*Text excerpt:*
►

-
Notifications
You must be signed in to change notification settings - Fork 544
Description
Hello,
I have a feature request.
The plate-based one-cell-per-well format is still very useful, e.g. SMART-seq2/3 etc. I know that for this type of method, we could demultiplex each cell into individual fastq files based on the indexing reads, and provide a manifest to STARsolo.
However, with the help of automation and robotics, even plate-based method can go with thousands of cells per run. It is kind of awkward to split into thousands (sometime over >10k fastq files) of files at the bcl2fastq stage. Therefore, what we normally do now is to just dump all fastq into four files without demultiplexing:
R1.fastq.gz
R2.fastq.gz
I1.fastq.gz
I2.fastq.gz
In this case, each cell can be identified by stitching I1 and I2. Can STARsolo support this format?
In my mind, I'm thinking of the following once we get the data:
# prepare the cell barcodes by combine I1 and I2
paste <(zcat I1.fastq.gz) <(zcat I2.fastq.gz) | \
awk -F '\t' '{ if(NR%4==1||NR%4==3) {print $1} else {print $1 $2} }' | \
gzip > cell_barcodes.fastq.gz
Then, I can feed the R1.fastq.gz, R2.fastq.gz and cell_barcodes.fastq.gz to STARsolo. The "whitelist" can be very easily generated using the primers used in the experiment.
I actually realised that the SMART-seq3 public data is already in the un-demultiplexed format: https://www.ebi.ac.uk/arrayexpress/experiments/E-MTAB-8735/samples/
So, I guess people do need this option especially when thousands of cells are done.
Thank you very much !!
Regards,
Xi

◄

*Record set:*

►

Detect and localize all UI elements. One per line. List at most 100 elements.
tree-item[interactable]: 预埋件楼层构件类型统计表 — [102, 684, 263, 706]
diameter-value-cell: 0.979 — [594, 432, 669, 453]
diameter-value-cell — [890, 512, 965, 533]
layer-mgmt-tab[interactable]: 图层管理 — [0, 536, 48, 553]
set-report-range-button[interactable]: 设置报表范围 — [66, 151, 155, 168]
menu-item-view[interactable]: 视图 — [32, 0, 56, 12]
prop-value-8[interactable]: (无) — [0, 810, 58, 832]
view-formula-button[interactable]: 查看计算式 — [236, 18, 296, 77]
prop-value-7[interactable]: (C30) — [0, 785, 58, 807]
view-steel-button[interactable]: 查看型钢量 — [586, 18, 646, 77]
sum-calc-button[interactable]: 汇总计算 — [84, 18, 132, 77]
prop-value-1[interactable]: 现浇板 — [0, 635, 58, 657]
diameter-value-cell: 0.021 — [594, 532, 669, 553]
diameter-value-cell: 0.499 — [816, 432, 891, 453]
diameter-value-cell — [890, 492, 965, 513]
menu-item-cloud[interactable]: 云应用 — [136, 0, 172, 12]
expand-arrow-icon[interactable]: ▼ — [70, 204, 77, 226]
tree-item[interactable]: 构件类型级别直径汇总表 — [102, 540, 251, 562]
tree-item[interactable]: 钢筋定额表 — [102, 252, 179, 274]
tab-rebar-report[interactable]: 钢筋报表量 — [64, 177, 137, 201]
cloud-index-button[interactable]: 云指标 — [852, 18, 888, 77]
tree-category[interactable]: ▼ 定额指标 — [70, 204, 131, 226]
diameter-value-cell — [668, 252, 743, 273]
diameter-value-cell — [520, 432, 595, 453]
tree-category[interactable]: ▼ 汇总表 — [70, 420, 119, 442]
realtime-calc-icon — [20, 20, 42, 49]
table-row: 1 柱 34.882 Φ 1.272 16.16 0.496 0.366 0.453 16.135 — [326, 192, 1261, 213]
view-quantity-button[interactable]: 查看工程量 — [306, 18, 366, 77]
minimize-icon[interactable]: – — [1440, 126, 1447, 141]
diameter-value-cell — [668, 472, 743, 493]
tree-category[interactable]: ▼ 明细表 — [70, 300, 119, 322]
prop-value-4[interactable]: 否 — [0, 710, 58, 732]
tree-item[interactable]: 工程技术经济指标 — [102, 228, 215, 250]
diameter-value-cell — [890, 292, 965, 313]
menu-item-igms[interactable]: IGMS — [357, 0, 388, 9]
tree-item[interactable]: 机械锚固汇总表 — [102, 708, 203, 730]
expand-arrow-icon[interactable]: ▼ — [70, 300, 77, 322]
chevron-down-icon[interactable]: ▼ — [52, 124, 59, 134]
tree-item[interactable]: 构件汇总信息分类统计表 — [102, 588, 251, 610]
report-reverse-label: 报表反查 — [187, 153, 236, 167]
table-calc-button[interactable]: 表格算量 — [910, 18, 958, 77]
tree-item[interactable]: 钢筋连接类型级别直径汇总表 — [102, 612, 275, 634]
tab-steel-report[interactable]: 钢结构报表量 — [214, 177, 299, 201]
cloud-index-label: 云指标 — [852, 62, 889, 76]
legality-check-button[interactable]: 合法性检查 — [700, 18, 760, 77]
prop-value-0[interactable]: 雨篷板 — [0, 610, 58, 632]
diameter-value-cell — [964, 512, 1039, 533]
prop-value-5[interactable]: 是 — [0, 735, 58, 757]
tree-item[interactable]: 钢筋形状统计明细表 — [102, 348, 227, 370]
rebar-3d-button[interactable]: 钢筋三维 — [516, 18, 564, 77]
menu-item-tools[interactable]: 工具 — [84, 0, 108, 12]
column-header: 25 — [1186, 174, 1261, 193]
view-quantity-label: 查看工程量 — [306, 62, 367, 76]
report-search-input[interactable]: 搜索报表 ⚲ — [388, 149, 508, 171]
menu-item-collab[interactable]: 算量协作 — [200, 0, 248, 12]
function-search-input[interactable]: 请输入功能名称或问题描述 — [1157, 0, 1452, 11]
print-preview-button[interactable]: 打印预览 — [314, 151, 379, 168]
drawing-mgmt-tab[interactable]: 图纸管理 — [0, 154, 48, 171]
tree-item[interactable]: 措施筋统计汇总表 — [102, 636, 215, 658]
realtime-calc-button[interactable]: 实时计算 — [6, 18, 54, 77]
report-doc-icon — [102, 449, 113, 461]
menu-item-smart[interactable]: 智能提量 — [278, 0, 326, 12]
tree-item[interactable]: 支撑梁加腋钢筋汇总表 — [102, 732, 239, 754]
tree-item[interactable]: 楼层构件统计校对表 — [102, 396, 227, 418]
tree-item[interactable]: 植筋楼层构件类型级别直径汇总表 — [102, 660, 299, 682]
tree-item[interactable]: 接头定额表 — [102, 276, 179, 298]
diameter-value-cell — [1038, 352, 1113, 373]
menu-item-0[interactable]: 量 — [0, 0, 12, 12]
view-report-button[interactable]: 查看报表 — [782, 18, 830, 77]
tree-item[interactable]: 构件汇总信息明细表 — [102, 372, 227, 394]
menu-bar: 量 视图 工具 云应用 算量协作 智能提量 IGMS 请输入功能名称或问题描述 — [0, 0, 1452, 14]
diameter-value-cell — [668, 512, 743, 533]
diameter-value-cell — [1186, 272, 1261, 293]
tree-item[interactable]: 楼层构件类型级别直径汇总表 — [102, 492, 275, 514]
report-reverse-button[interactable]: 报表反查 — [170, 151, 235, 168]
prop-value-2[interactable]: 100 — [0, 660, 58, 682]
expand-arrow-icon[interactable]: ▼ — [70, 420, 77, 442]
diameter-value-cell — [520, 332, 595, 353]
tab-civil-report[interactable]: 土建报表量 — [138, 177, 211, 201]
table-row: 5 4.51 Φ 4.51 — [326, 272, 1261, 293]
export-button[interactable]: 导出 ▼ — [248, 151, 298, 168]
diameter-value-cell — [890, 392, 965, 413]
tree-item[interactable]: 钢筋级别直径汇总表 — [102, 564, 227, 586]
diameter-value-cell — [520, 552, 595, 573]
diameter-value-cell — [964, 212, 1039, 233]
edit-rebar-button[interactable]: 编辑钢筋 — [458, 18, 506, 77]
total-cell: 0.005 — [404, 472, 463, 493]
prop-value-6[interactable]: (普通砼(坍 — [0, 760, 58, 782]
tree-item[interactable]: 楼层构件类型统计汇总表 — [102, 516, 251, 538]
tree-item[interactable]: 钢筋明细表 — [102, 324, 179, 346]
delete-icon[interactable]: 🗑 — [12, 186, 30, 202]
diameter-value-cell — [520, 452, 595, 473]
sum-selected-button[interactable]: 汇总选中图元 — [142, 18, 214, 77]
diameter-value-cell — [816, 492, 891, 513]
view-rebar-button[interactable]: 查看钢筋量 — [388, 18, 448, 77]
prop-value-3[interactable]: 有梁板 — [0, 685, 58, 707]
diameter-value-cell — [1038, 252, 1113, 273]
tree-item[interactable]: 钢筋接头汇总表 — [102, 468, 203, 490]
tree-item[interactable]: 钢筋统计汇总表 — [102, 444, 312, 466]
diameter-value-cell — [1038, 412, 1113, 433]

◄

*Exercise 1:*
Answer these questions about the STARsolo feature request, please:
(a) Into which four files are all reads dumped when demultiplexing is skipped?
(b) What file does the proposed command write its output to?
(c) From what does the request say the whitelist can be generated?
*Exercise 2:*
Shorten the paragraph in the STARsolo feature request that begins "The plate-based one-cell-per-well format" while keeping its main facts.

*Answer space 1:*
(a) R1.fastq.gz, R2.fastq.gz, I1.fastq.gz and I2.fastq.gz
(b) cell_barcodes.fastq.gz
(c) The primers used in the experiment

*Answer space 2:*
Plate-based one-cell-per-well methods such as SMART-seq2/3 remain very useful. For these, each cell can be demultiplexed into its own fastq files using the indexing reads, and a manifest can then be given to STARsolo.